→ What is being asked:
Check each line below for the word "information" and give the number of lines that have it, nothing more.

[Data items]
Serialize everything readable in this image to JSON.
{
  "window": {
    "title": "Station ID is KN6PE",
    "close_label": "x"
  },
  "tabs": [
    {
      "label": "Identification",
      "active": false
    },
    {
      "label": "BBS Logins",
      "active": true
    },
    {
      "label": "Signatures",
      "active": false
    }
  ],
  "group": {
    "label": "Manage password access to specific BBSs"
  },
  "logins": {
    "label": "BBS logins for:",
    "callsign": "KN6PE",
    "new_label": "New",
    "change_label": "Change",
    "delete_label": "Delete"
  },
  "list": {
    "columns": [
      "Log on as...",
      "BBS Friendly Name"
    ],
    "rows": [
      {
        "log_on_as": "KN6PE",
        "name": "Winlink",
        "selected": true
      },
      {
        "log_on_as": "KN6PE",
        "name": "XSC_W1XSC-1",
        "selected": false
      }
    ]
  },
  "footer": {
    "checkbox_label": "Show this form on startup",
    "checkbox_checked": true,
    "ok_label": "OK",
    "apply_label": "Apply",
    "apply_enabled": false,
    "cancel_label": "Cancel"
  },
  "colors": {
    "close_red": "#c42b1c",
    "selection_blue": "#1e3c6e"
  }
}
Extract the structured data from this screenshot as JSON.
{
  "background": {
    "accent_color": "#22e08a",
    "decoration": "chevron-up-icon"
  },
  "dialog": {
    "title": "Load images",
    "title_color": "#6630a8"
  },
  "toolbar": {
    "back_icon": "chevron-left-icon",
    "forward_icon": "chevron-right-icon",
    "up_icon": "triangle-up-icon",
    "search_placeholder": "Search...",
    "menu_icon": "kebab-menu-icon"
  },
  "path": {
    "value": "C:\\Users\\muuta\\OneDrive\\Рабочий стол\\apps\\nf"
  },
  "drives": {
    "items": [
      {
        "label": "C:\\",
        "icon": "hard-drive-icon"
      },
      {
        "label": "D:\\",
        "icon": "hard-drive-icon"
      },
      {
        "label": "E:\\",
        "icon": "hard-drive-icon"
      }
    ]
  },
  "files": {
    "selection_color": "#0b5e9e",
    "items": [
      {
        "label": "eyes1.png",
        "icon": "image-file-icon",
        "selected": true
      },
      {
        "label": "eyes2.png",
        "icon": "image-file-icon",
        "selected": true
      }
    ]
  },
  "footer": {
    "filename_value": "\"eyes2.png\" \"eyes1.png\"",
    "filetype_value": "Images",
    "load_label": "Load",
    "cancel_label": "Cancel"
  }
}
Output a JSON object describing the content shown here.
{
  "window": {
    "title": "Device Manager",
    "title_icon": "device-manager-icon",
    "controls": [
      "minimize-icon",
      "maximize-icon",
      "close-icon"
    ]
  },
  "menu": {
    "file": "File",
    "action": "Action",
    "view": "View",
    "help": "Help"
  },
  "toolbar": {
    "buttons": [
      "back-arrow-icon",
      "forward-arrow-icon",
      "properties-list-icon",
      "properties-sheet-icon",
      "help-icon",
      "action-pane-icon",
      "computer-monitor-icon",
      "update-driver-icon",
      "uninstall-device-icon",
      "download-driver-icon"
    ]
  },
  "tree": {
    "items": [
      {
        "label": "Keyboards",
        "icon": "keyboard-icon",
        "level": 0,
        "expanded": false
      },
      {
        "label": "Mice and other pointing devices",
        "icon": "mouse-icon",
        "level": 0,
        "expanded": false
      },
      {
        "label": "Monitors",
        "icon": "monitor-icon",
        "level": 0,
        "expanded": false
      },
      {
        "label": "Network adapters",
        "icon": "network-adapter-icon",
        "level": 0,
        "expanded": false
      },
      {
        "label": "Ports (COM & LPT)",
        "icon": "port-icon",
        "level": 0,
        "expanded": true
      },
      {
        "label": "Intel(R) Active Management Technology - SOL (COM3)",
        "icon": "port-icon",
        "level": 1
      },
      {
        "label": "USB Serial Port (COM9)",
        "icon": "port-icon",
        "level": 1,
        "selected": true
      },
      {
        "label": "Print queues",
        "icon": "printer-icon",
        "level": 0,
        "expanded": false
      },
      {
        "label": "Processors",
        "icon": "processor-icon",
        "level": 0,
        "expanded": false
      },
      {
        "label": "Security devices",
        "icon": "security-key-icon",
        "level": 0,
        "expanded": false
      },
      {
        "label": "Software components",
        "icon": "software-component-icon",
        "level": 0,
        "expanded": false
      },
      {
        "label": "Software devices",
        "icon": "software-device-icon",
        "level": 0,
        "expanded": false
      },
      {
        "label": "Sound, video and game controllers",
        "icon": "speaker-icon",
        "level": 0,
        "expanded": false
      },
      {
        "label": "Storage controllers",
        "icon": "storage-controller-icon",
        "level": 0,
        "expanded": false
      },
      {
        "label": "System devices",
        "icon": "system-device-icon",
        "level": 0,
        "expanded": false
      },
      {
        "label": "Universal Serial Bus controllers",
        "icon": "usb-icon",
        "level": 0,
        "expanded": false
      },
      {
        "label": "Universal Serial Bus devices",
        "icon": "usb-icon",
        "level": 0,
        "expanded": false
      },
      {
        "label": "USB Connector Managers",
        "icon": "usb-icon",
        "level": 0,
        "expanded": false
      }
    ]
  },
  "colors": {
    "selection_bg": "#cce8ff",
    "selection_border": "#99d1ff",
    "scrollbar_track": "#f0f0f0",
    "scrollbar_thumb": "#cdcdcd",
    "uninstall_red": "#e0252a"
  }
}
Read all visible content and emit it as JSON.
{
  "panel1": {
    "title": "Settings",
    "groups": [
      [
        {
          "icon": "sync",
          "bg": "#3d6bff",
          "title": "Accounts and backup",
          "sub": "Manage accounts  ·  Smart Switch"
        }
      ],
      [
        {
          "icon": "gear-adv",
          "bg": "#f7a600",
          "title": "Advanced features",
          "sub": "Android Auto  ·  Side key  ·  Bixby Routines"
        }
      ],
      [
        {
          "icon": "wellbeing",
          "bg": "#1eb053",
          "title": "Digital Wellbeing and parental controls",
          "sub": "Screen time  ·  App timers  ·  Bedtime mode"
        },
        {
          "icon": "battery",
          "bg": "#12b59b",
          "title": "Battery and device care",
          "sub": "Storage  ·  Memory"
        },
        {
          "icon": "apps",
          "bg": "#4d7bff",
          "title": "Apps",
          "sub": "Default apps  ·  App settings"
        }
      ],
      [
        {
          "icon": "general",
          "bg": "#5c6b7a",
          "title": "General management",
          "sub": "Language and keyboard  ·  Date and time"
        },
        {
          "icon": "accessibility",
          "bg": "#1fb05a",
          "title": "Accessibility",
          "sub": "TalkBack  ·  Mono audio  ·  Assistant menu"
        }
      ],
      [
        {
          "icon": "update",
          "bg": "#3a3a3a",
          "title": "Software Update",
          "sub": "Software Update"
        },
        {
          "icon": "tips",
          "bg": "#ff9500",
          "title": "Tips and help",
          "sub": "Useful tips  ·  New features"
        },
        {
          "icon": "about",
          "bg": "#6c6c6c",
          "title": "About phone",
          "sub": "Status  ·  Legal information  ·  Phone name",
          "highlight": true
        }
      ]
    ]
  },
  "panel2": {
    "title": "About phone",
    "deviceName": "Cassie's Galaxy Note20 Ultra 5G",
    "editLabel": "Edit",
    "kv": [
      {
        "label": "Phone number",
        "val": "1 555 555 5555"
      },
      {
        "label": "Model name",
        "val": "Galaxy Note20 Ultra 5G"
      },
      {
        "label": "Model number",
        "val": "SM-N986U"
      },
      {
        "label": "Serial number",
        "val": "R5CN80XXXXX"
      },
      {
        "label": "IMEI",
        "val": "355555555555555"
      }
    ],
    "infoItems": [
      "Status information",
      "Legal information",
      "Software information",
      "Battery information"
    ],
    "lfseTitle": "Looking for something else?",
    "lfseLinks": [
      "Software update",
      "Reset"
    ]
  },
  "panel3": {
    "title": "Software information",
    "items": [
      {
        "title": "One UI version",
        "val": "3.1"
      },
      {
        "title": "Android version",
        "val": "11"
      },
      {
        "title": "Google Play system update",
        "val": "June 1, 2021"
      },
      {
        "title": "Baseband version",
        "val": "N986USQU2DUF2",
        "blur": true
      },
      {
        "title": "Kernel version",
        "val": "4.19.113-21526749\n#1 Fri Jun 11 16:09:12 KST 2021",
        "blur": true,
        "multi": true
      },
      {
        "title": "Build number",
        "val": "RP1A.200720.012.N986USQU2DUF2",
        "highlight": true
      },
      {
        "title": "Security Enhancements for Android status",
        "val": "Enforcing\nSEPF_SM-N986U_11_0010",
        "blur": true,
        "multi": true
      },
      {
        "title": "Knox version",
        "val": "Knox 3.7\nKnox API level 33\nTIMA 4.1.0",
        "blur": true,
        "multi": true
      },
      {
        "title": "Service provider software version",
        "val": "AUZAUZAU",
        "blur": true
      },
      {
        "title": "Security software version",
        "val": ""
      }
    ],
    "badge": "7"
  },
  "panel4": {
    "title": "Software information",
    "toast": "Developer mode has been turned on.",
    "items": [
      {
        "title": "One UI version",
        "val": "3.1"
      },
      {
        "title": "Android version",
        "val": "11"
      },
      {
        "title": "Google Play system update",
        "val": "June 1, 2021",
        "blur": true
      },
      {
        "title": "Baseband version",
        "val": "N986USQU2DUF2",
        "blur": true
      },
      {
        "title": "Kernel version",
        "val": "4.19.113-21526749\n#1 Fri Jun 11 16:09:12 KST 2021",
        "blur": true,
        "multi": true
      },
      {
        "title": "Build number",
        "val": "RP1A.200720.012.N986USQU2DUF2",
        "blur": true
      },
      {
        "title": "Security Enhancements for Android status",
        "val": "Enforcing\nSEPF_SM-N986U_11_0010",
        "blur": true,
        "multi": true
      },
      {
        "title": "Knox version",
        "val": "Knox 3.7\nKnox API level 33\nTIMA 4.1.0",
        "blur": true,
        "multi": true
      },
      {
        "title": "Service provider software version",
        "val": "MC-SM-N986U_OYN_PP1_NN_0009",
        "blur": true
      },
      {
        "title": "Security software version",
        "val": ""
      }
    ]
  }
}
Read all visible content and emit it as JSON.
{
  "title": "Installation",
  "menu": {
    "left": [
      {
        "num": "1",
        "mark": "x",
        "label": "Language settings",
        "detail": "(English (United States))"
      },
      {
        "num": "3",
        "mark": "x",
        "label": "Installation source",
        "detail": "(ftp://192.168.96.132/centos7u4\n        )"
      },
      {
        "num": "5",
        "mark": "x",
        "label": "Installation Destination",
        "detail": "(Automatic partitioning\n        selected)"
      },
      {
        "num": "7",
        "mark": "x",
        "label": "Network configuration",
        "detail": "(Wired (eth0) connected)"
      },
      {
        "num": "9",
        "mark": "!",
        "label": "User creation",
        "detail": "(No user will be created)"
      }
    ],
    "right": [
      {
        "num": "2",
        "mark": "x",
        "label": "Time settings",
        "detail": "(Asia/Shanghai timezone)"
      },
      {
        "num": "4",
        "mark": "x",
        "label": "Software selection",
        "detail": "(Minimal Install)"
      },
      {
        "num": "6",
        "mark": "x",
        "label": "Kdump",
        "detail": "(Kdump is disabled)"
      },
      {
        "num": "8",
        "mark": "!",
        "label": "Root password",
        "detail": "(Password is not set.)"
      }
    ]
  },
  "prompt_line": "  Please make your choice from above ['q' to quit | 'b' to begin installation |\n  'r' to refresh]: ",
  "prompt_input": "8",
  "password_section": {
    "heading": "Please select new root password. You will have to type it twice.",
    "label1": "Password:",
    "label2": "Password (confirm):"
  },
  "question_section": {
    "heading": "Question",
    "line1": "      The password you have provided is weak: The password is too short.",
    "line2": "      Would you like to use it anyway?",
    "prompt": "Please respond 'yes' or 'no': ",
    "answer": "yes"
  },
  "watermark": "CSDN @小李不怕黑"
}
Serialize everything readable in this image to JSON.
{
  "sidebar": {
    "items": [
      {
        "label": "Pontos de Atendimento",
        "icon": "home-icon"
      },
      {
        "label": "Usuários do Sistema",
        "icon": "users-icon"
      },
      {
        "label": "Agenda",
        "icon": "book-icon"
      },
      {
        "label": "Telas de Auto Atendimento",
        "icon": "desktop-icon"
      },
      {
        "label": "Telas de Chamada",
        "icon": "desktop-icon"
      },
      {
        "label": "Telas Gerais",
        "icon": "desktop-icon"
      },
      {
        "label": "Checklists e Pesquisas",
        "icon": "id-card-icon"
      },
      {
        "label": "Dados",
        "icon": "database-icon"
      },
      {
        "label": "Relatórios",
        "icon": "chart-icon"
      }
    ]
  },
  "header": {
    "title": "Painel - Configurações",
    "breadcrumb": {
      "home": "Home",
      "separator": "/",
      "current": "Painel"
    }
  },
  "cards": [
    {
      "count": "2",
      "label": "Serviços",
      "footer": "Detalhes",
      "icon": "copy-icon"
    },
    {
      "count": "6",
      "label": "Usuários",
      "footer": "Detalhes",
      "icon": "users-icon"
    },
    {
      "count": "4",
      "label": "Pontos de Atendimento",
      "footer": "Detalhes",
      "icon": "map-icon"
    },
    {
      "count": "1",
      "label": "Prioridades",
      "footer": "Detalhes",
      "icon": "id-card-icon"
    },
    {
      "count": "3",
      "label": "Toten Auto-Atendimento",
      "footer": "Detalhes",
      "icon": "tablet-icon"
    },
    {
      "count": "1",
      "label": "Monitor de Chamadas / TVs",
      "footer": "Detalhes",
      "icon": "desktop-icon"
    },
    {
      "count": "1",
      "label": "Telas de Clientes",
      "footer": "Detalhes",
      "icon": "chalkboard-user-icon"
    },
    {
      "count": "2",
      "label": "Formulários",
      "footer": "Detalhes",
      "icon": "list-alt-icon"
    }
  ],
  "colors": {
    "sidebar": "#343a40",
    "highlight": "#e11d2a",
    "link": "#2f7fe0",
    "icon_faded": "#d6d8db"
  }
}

→ Correct response:
7